◆ Stored data entries:
--------------------------------
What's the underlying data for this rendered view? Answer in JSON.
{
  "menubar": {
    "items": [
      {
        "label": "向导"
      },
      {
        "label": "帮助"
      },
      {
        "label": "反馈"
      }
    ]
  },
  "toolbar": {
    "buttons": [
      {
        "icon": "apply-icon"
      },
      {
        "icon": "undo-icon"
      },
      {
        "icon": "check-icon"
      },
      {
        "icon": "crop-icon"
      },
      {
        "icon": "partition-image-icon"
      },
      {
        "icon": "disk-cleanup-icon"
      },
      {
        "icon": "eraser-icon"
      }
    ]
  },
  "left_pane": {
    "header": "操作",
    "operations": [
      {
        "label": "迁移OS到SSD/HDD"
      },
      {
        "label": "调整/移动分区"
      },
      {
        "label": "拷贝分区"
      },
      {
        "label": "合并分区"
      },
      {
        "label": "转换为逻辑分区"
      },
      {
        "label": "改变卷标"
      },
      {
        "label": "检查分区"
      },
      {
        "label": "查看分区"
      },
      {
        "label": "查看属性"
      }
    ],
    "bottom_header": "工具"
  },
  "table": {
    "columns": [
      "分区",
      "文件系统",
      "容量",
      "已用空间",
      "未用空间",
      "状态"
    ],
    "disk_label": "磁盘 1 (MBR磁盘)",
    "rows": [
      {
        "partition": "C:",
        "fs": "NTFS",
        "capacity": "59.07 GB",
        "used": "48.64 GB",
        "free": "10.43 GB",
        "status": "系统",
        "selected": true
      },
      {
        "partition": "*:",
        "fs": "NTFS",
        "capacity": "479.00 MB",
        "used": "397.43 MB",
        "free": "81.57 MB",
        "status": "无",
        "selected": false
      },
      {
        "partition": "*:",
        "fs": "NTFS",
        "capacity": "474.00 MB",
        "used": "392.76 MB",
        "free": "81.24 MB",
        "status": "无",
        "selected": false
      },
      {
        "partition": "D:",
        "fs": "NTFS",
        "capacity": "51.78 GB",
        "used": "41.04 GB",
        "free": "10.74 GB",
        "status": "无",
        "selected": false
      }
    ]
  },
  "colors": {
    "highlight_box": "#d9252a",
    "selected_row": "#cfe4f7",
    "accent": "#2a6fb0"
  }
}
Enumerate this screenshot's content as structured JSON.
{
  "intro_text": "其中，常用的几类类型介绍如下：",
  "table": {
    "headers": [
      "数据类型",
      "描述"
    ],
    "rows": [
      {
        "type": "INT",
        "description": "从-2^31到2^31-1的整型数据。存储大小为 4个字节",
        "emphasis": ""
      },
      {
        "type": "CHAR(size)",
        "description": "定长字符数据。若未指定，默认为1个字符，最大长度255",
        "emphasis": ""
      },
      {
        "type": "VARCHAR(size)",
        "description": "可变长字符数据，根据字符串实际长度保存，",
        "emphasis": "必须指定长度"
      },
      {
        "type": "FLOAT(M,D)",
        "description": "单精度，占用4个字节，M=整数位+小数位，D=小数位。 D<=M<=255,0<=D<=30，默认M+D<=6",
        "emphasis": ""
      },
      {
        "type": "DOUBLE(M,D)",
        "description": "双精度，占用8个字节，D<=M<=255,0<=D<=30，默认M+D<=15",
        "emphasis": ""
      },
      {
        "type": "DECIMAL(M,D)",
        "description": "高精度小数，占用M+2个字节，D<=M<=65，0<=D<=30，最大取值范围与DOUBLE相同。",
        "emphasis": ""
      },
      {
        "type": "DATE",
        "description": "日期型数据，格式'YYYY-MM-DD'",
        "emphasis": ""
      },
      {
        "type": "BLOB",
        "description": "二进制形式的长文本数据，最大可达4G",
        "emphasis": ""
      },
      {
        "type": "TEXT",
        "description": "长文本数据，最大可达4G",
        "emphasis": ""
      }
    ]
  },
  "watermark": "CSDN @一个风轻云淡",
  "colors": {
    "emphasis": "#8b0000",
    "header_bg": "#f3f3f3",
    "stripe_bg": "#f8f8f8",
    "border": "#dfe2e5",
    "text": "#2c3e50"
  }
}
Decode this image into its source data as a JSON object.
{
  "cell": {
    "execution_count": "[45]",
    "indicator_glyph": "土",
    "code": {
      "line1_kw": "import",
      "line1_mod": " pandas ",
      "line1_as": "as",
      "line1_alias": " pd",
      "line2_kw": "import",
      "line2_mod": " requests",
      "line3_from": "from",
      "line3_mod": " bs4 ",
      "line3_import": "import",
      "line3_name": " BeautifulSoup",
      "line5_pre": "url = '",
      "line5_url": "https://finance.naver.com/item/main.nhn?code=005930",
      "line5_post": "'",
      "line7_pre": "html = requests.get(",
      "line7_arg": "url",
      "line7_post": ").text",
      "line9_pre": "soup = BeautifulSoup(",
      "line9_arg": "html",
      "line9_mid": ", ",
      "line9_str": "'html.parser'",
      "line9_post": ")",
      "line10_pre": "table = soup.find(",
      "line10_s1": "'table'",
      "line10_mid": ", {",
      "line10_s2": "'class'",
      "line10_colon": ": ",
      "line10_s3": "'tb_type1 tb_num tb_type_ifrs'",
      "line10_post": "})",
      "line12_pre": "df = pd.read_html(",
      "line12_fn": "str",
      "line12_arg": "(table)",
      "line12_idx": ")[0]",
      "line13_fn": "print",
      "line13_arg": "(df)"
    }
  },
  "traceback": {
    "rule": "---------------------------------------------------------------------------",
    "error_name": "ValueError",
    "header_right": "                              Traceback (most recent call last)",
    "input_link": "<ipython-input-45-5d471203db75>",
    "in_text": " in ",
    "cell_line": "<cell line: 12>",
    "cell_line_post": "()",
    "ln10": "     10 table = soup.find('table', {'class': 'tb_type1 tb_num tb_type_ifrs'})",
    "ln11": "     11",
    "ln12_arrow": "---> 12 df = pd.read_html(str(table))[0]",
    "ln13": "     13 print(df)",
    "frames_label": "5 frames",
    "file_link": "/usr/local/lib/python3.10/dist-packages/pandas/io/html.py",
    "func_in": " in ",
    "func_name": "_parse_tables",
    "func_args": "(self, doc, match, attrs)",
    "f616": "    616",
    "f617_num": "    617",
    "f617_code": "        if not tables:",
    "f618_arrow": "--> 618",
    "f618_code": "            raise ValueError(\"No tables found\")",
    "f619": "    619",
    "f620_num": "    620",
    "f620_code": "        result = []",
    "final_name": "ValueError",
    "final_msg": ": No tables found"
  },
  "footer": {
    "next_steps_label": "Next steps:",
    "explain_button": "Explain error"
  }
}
--------------------------------
Print the entries exactly. Include every one.

What's the underlying data for this rendered view? Answer in JSON.
{
  "menubar": {
    "items": [
      {
        "label": "向导"
      },
      {
        "label": "帮助"
      },
      {
        "label": "反馈"
      }
    ]
  },
  "toolbar": {
    "buttons": [
      {
        "icon": "apply-icon"
      },
      {
        "icon": "undo-icon"
      },
      {
        "icon": "check-icon"
      },
      {
        "icon": "crop-icon"
      },
      {
        "icon": "partition-image-icon"
      },
      {
        "icon": "disk-cleanup-icon"
      },
      {
        "icon": "eraser-icon"
      }
    ]
  },
  "left_pane": {
    "header": "操作",
    "operations": [
      {
        "label": "迁移OS到SSD/HDD"
      },
      {
        "label": "调整/移动分区"
      },
      {
        "label": "拷贝分区"
      },
      {
        "label": "合并分区"
      },
      {
        "label": "转换为逻辑分区"
      },
      {
        "label": "改变卷标"
      },
      {
        "label": "检查分区"
      },
      {
        "label": "查看分区"
      },
      {
        "label": "查看属性"
      }
    ],
    "bottom_header": "工具"
  },
  "table": {
    "columns": [
      "分区",
      "文件系统",
      "容量",
      "已用空间",
      "未用空间",
      "状态"
    ],
    "disk_label": "磁盘 1 (MBR磁盘)",
    "rows": [
      {
        "partition": "C:",
        "fs": "NTFS",
        "capacity": "59.07 GB",
        "used": "48.64 GB",
        "free": "10.43 GB",
        "status": "系统",
        "selected": true
      },
      {
        "partition": "*:",
        "fs": "NTFS",
        "capacity": "479.00 MB",
        "used": "397.43 MB",
        "free": "81.57 MB",
        "status": "无",
        "selected": false
      },
      {
        "partition": "*:",
        "fs": "NTFS",
        "capacity": "474.00 MB",
        "used": "392.76 MB",
        "free": "81.24 MB",
        "status": "无",
        "selected": false
      },
      {
        "partition": "D:",
        "fs": "NTFS",
        "capacity": "51.78 GB",
        "used": "41.04 GB",
        "free": "10.74 GB",
        "status": "无",
        "selected": false
      }
    ]
  },
  "colors": {
    "highlight_box": "#d9252a",
    "selected_row": "#cfe4f7",
    "accent": "#2a6fb0"
  }
}
Enumerate this screenshot's content as structured JSON.
{
  "intro_text": "其中，常用的几类类型介绍如下：",
  "table": {
    "headers": [
      "数据类型",
      "描述"
    ],
    "rows": [
      {
        "type": "INT",
        "description": "从-2^31到2^31-1的整型数据。存储大小为 4个字节",
        "emphasis": ""
      },
      {
        "type": "CHAR(size)",
        "description": "定长字符数据。若未指定，默认为1个字符，最大长度255",
        "emphasis": ""
      },
      {
        "type": "VARCHAR(size)",
        "description": "可变长字符数据，根据字符串实际长度保存，",
        "emphasis": "必须指定长度"
      },
      {
        "type": "FLOAT(M,D)",
        "description": "单精度，占用4个字节，M=整数位+小数位，D=小数位。 D<=M<=255,0<=D<=30，默认M+D<=6",
        "emphasis": ""
      },
      {
        "type": "DOUBLE(M,D)",
        "description": "双精度，占用8个字节，D<=M<=255,0<=D<=30，默认M+D<=15",
        "emphasis": ""
      },
      {
        "type": "DECIMAL(M,D)",
        "description": "高精度小数，占用M+2个字节，D<=M<=65，0<=D<=30，最大取值范围与DOUBLE相同。",
        "emphasis": ""
      },
      {
        "type": "DATE",
        "description": "日期型数据，格式'YYYY-MM-DD'",
        "emphasis": ""
      },
      {
        "type": "BLOB",
        "description": "二进制形式的长文本数据，最大可达4G",
        "emphasis": ""
      },
      {
        "type": "TEXT",
        "description": "长文本数据，最大可达4G",
        "emphasis": ""
      }
    ]
  },
  "watermark": "CSDN @一个风轻云淡",
  "colors": {
    "emphasis": "#8b0000",
    "header_bg": "#f3f3f3",
    "stripe_bg": "#f8f8f8",
    "border": "#dfe2e5",
    "text": "#2c3e50"
  }
}
Decode this image into its source data as a JSON object.
{
  "cell": {
    "execution_count": "[45]",
    "indicator_glyph": "土",
    "code": {
      "line1_kw": "import",
      "line1_mod": " pandas ",
      "line1_as": "as",
      "line1_alias": " pd",
      "line2_kw": "import",
      "line2_mod": " requests",
      "line3_from": "from",
      "line3_mod": " bs4 ",
      "line3_import": "import",
      "line3_name": " BeautifulSoup",
      "line5_pre": "url = '",
      "line5_url": "https://finance.naver.com/item/main.nhn?code=005930",
      "line5_post": "'",
      "line7_pre": "html = requests.get(",
      "line7_arg": "url",
      "line7_post": ").text",
      "line9_pre": "soup = BeautifulSoup(",
      "line9_arg": "html",
      "line9_mid": ", ",
      "line9_str": "'html.parser'",
      "line9_post": ")",
      "line10_pre": "table = soup.find(",
      "line10_s1": "'table'",
      "line10_mid": ", {",
      "line10_s2": "'class'",
      "line10_colon": ": ",
      "line10_s3": "'tb_type1 tb_num tb_type_ifrs'",
      "line10_post": "})",
      "line12_pre": "df = pd.read_html(",
      "line12_fn": "str",
      "line12_arg": "(table)",
      "line12_idx": ")[0]",
      "line13_fn": "print",
      "line13_arg": "(df)"
    }
  },
  "traceback": {
    "rule": "---------------------------------------------------------------------------",
    "error_name": "ValueError",
    "header_right": "                              Traceback (most recent call last)",
    "input_link": "<ipython-input-45-5d471203db75>",
    "in_text": " in ",
    "cell_line": "<cell line: 12>",
    "cell_line_post": "()",
    "ln10": "     10 table = soup.find('table', {'class': 'tb_type1 tb_num tb_type_ifrs'})",
    "ln11": "     11",
    "ln12_arrow": "---> 12 df = pd.read_html(str(table))[0]",
    "ln13": "     13 print(df)",
    "frames_label": "5 frames",
    "file_link": "/usr/local/lib/python3.10/dist-packages/pandas/io/html.py",
    "func_in": " in ",
    "func_name": "_parse_tables",
    "func_args": "(self, doc, match, attrs)",
    "f616": "    616",
    "f617_num": "    617",
    "f617_code": "        if not tables:",
    "f618_arrow": "--> 618",
    "f618_code": "            raise ValueError(\"No tables found\")",
    "f619": "    619",
    "f620_num": "    620",
    "f620_code": "        result = []",
    "final_name": "ValueError",
    "final_msg": ": No tables found"
  },
  "footer": {
    "next_steps_label": "Next steps:",
    "explain_button": "Explain error"
  }
}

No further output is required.